→ **EXERCISE DESCRIPTION**
Copy out each line containing "name" from the entries below.

→ **DATASET RECORDS**
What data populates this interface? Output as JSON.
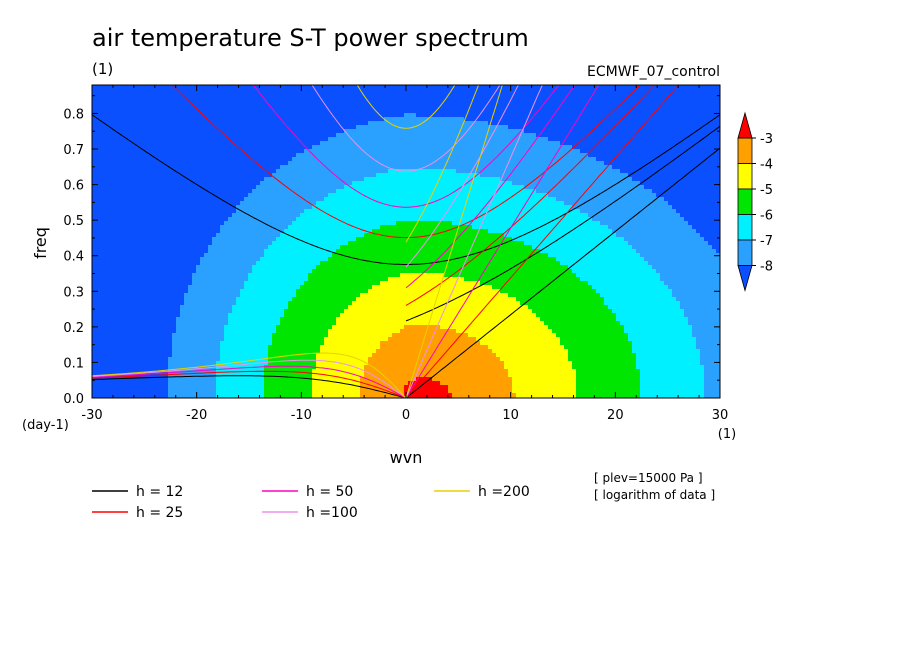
{
  "chart_data": {
    "type": "heatmap",
    "title": "air temperature S-T power spectrum",
    "units": "(1)",
    "run_label": "ECMWF_07_control",
    "xlabel": "wvn",
    "ylabel": "freq",
    "x_unit": "(1)",
    "y_unit": "(day-1)",
    "xlim": [
      -30,
      30
    ],
    "ylim": [
      0,
      0.88
    ],
    "xticks": [
      "-30",
      "-20",
      "-10",
      "0",
      "10",
      "20",
      "30"
    ],
    "xtick_values": [
      -30,
      -20,
      -10,
      0,
      10,
      20,
      30
    ],
    "yticks": [
      "0.0",
      "0.1",
      "0.2",
      "0.3",
      "0.4",
      "0.5",
      "0.6",
      "0.7",
      "0.8"
    ],
    "ytick_values": [
      0,
      0.1,
      0.2,
      0.3,
      0.4,
      0.5,
      0.6,
      0.7,
      0.8
    ],
    "colorbar": {
      "labels": [
        "-3",
        "-4",
        "-5",
        "-6",
        "-7",
        "-8"
      ],
      "label_values": [
        -3,
        -4,
        -5,
        -6,
        -7,
        -8
      ],
      "levels": [
        -8,
        -7,
        -6,
        -5,
        -4,
        -3
      ],
      "colors": [
        "#0a50ff",
        "#2aa0ff",
        "#00f0ff",
        "#00e600",
        "#ffff00",
        "#ffa000",
        "#ff0000"
      ]
    },
    "contour_field": {
      "description_of_regions": [
        "<-8",
        "-8..-7",
        "-7..-6",
        "-6..-5",
        "-5..-4",
        "-4..-3",
        ">-3"
      ],
      "center_freq": 0,
      "center_wvn": 2
    },
    "dispersion_curves": [
      {
        "name": "h = 12",
        "h": 12,
        "color": "#000000"
      },
      {
        "name": "h = 25",
        "h": 25,
        "color": "#ff0000"
      },
      {
        "name": "h = 50",
        "h": 50,
        "color": "#ff00c0"
      },
      {
        "name": "h =100",
        "h": 100,
        "color": "#ee90ee"
      },
      {
        "name": "h =200",
        "h": 200,
        "color": "#e6d200"
      }
    ],
    "notes": [
      "[ plev=15000 Pa ]",
      "[ logarithm of data ]"
    ]
  }
}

→ **FINAL RESULT**
        "name": "h = 12",
        "name": "h = 25",
        "name": "h = 50",
        "name": "h =100",
        "name": "h =200",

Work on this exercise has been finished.